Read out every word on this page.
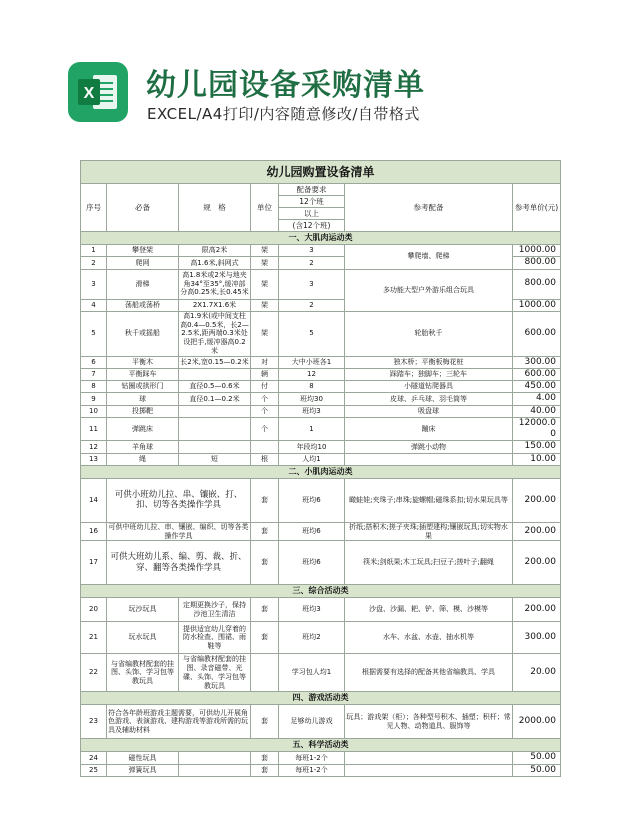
X 幼儿园设备采购清单
EXCEL/A4打印/内容随意修改/自带格式
幼儿园购置设备清单						
序号	必备	规　格	单位	配备要求	参考配备	参考单价(元)
				12个班		
				以上		
				(含12个班)		
一、大肌肉运动类						
1	攀登架	限高2米	架	3	攀爬墙、爬梯	1000.00
2	爬网	高1.6米,斜网式	架	2		800.00
3	滑梯	高1.8米或2米与地夹角34°至35°,缓冲部分高0.25米,长0.45米	架	3	多功能大型户外游乐组合玩具	800.00
4	荡船或荡桥	2X1.7X1.6米	架	2		1000.00
5	秋千或摇船	高1.9米(或中间支柱高0.4—0.5米，长2—2.5米,距两端0.3米处设把手,缓冲器高0.2米	架	5	轮胎秋千	600.00
6	平衡木	长2米,宽0.15—0.2米	对	大中小班各1	独木桥；平衡板梅花桩	300.00
7	平衡踩车		辆	12	踩踏车；独脚车；三轮车	600.00
8	钻圈或拱形门	直径0.5—0.6米	付	8	小隧道钻爬器具	450.00
9	球	直径0.1—0.2米	个	班均30	皮球、乒乓球、羽毛筒等	4.00
10	投掷靶		个	班均3	吸盘球	40.00
11	弹跳床		个	1	蹦床	12000.00
12	羊角球			年段均10	弹跳小动物	150.00
13	绳	短	根	人均1		10.00
二、小肌肉运动类						
14	可供小班幼儿拉、串、镶嵌、打、扣、切等各类操作学具		套	班均6	瞰蛙娃;夹珠子;串珠;旋螺帽;磁珠系扣;切水果玩具等	200.00
16	可供中班幼儿拉、串、镶嵌、编织、切等各类操作学具		套	班均6	折纸;搭积木;搓子夹珠;插塑建构;镶嵌玩具;切实物水果	200.00
17	可供大班幼儿系、编、剪、裁、折、穿、翻等各类操作学具		套	班均6	筷米;剑纸果;木工玩具;扫豆子;搓叶子;翻绳	200.00
三、综合活动类						
20	玩沙玩具	定期更换沙子，保持沙池卫生清洁	套	班均3	沙盘、沙漏、耙、铲、筛、模、沙模等	200.00
21	玩水玩具	提供适宜幼儿穿着的防水检查、围裙、雨鞋等	套	班均2	水车、水盆、水壶、抽水机等	300.00
22	与省编教材配套的挂图、头饰、学习包等教玩具	与省编教材配套的挂图、录音磁带、光碟、头饰、学习包等教玩具		学习包人均1	根据需要有选择的配备其他省编教具、学具	20.00
四、游戏活动类						
23	符合各年龄班游戏主题需要，可供幼儿开展角色游戏、表演游戏、建构游戏等游戏所需的玩具及辅助材料		套	足够幼儿游戏	玩具；游戏架（柜）；各种型号积木、插塑；积杆；常见人物、动物道具、服饰等	2000.00
五、科学活动类						
24	磁性玩具		套	每班1-2个		50.00
25	弹簧玩具		套	每班1-2个		50.00
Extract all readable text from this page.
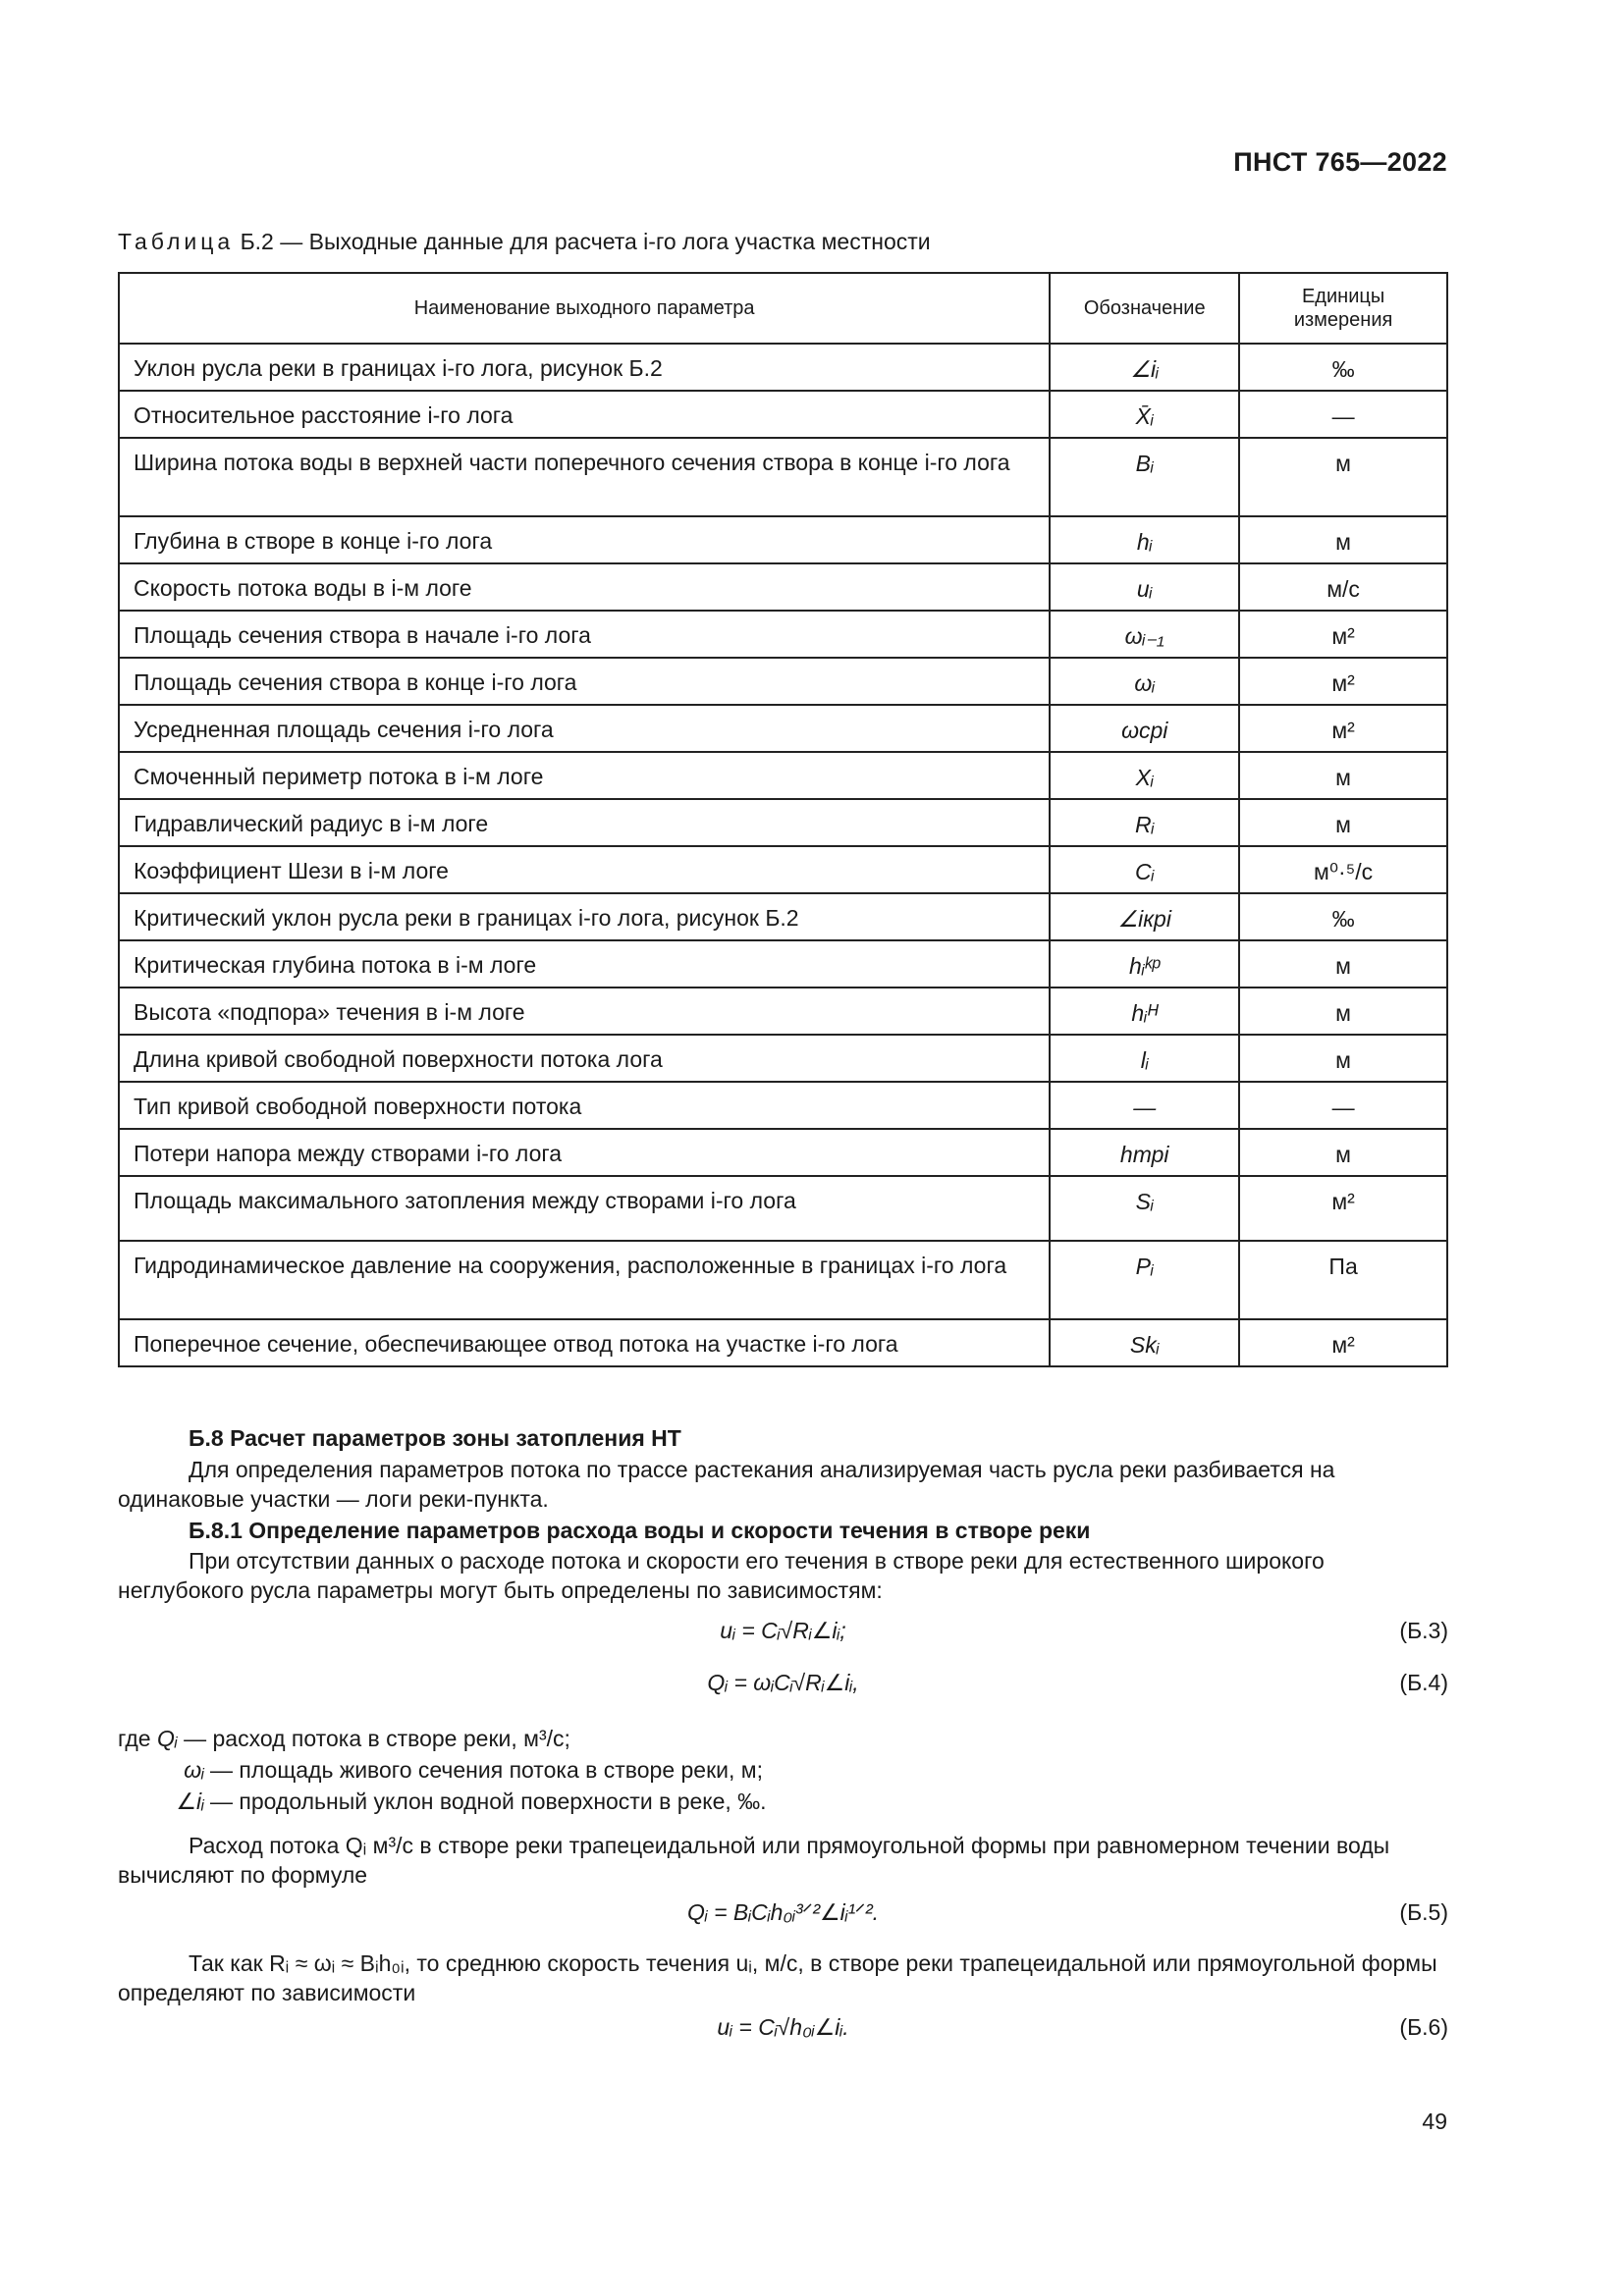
ПНСТ 765—2022
Таблица Б.2 — Выходные данные для расчета i-го лога участка местности
Наименование выходного параметра	Обозначение	Единицы измерения
Уклон русла реки в границах i-го лога, рисунок Б.2	∠iᵢ	‰
Относительное расстояние i-го лога	X̄ᵢ	—
Ширина потока воды в верхней части поперечного сечения створа в конце i-го лога	Bᵢ	м
Глубина в створе в конце i-го лога	hᵢ	м
Скорость потока воды в i-м логе	uᵢ	м/с
Площадь сечения створа в начале i-го лога	ωᵢ₋₁	м²
Площадь сечения створа в конце i-го лога	ωᵢ	м²
Усредненная площадь сечения i-го лога	ωсрi	м²
Смоченный периметр потока в i-м логе	Xᵢ	м
Гидравлический радиус в i-м логе	Rᵢ	м
Коэффициент Шези в i-м логе	Cᵢ	м⁰·⁵/с
Критический уклон русла реки в границах i-го лога, рисунок Б.2	∠iкрi	‰
Критическая глубина потока в i-м логе	hᵢᵏᵖ	м
Высота «подпора» течения в i-м логе	hᵢᴴ	м
Длина кривой свободной поверхности потока лога	lᵢ	м
Тип кривой свободной поверхности потока	—	—
Потери напора между створами i-го лога	hтрi	м
Площадь максимального затопления между створами i-го лога	Sᵢ	м²
Гидродинамическое давление на сооружения, расположенные в границах i-го лога	Pᵢ	Па
Поперечное сечение, обеспечивающее отвод потока на участке i-го лога	Skᵢ	м²
Б.8 Расчет параметров зоны затопления НТ
Для определения параметров потока по трассе растекания анализируемая часть русла реки разбивается на одинаковые участки — логи реки-пункта.
Б.8.1 Определение параметров расхода воды и скорости течения в створе реки
При отсутствии данных о расходе потока и скорости его течения в створе реки для естественного широкого неглубокого русла параметры могут быть определены по зависимостям:
uᵢ = Cᵢ√Rᵢ∠iᵢ;	(Б.3)
Qᵢ = ωᵢCᵢ√Rᵢ∠iᵢ,	(Б.4)
где Qᵢ — расход потока в створе реки, м³/с;
ωᵢ — площадь живого сечения потока в створе реки, м;
∠iᵢ — продольный уклон водной поверхности в реке, ‰.
Расход потока Qᵢ м³/с в створе реки трапецеидальной или прямоугольной формы при равномерном течении воды вычисляют по формуле
Qᵢ = BᵢCᵢh₀ᵢ³ᐟ²∠iᵢ¹ᐟ².	(Б.5)
Так как Rᵢ ≈ ωᵢ ≈ Bᵢh₀ᵢ, то среднюю скорость течения uᵢ, м/с, в створе реки трапецеидальной или прямоугольной формы определяют по зависимости
uᵢ = Cᵢ√h₀ᵢ∠iᵢ.	(Б.6)
49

#### [EXERCISE PROMPT]
Return the records exactly. Don't carry the pictures over.

#### [TASK RESULT]
Read out every word on this page.
X 幼儿园设备采购清单
EXCEL/A4打印/内容随意修改/自带格式
幼儿园购置设备清单						
序号	必备	规　格	单位	配备要求	参考配备	参考单价(元)
				12个班		
				以上		
				(含12个班)		
一、大肌肉运动类						
1	攀登架	限高2米	架	3	攀爬墙、爬梯	1000.00
2	爬网	高1.6米,斜网式	架	2		800.00
3	滑梯	高1.8米或2米与地夹角34°至35°,缓冲部分高0.25米,长0.45米	架	3	多功能大型户外游乐组合玩具	800.00
4	荡船或荡桥	2X1.7X1.6米	架	2		1000.00
5	秋千或摇船	高1.9米(或中间支柱高0.4—0.5米，长2—2.5米,距两端0.3米处设把手,缓冲器高0.2米	架	5	轮胎秋千	600.00
6	平衡木	长2米,宽0.15—0.2米	对	大中小班各1	独木桥；平衡板梅花桩	300.00
7	平衡踩车		辆	12	踩踏车；独脚车；三轮车	600.00
8	钻圈或拱形门	直径0.5—0.6米	付	8	小隧道钻爬器具	450.00
9	球	直径0.1—0.2米	个	班均30	皮球、乒乓球、羽毛筒等	4.00
10	投掷靶		个	班均3	吸盘球	40.00
11	弹跳床		个	1	蹦床	12000.00
12	羊角球			年段均10	弹跳小动物	150.00
13	绳	短	根	人均1		10.00
二、小肌肉运动类						
14	可供小班幼儿拉、串、镶嵌、打、扣、切等各类操作学具		套	班均6	瞰蛙娃;夹珠子;串珠;旋螺帽;磁珠系扣;切水果玩具等	200.00
16	可供中班幼儿拉、串、镶嵌、编织、切等各类操作学具		套	班均6	折纸;搭积木;搓子夹珠;插塑建构;镶嵌玩具;切实物水果	200.00
17	可供大班幼儿系、编、剪、裁、折、穿、翻等各类操作学具		套	班均6	筷米;剑纸果;木工玩具;扫豆子;搓叶子;翻绳	200.00
三、综合活动类						
20	玩沙玩具	定期更换沙子，保持沙池卫生清洁	套	班均3	沙盘、沙漏、耙、铲、筛、模、沙模等	200.00
21	玩水玩具	提供适宜幼儿穿着的防水检查、围裙、雨鞋等	套	班均2	水车、水盆、水壶、抽水机等	300.00
22	与省编教材配套的挂图、头饰、学习包等教玩具	与省编教材配套的挂图、录音磁带、光碟、头饰、学习包等教玩具		学习包人均1	根据需要有选择的配备其他省编教具、学具	20.00
四、游戏活动类						
23	符合各年龄班游戏主题需要，可供幼儿开展角色游戏、表演游戏、建构游戏等游戏所需的玩具及辅助材料		套	足够幼儿游戏	玩具；游戏架（柜）；各种型号积木、插塑；积杆；常见人物、动物道具、服饰等	2000.00
五、科学活动类						
24	磁性玩具		套	每班1-2个		50.00
25	弹簧玩具		套	每班1-2个		50.00
Extract all readable text from this page.
ПНСТ 765—2022
Таблица Б.2 — Выходные данные для расчета i-го лога участка местности
Наименование выходного параметра	Обозначение	Единицы измерения
Уклон русла реки в границах i-го лога, рисунок Б.2	∠iᵢ	‰
Относительное расстояние i-го лога	X̄ᵢ	—
Ширина потока воды в верхней части поперечного сечения створа в конце i-го лога	Bᵢ	м
Глубина в створе в конце i-го лога	hᵢ	м
Скорость потока воды в i-м логе	uᵢ	м/с
Площадь сечения створа в начале i-го лога	ωᵢ₋₁	м²
Площадь сечения створа в конце i-го лога	ωᵢ	м²
Усредненная площадь сечения i-го лога	ωсрi	м²
Смоченный периметр потока в i-м логе	Xᵢ	м
Гидравлический радиус в i-м логе	Rᵢ	м
Коэффициент Шези в i-м логе	Cᵢ	м⁰·⁵/с
Критический уклон русла реки в границах i-го лога, рисунок Б.2	∠iкрi	‰
Критическая глубина потока в i-м логе	hᵢᵏᵖ	м
Высота «подпора» течения в i-м логе	hᵢᴴ	м
Длина кривой свободной поверхности потока лога	lᵢ	м
Тип кривой свободной поверхности потока	—	—
Потери напора между створами i-го лога	hтрi	м
Площадь максимального затопления между створами i-го лога	Sᵢ	м²
Гидродинамическое давление на сооружения, расположенные в границах i-го лога	Pᵢ	Па
Поперечное сечение, обеспечивающее отвод потока на участке i-го лога	Skᵢ	м²
Б.8 Расчет параметров зоны затопления НТ
Для определения параметров потока по трассе растекания анализируемая часть русла реки разбивается на одинаковые участки — логи реки-пункта.
Б.8.1 Определение параметров расхода воды и скорости течения в створе реки
При отсутствии данных о расходе потока и скорости его течения в створе реки для естественного широкого неглубокого русла параметры могут быть определены по зависимостям:
uᵢ = Cᵢ√Rᵢ∠iᵢ;	(Б.3)
Qᵢ = ωᵢCᵢ√Rᵢ∠iᵢ,	(Б.4)
где Qᵢ — расход потока в створе реки, м³/с;
ωᵢ — площадь живого сечения потока в створе реки, м;
∠iᵢ — продольный уклон водной поверхности в реке, ‰.
Расход потока Qᵢ м³/с в створе реки трапецеидальной или прямоугольной формы при равномерном течении воды вычисляют по формуле
Qᵢ = BᵢCᵢh₀ᵢ³ᐟ²∠iᵢ¹ᐟ².	(Б.5)
Так как Rᵢ ≈ ωᵢ ≈ Bᵢh₀ᵢ, то среднюю скорость течения uᵢ, м/с, в створе реки трапецеидальной или прямоугольной формы определяют по зависимости
uᵢ = Cᵢ√h₀ᵢ∠iᵢ.	(Б.6)
49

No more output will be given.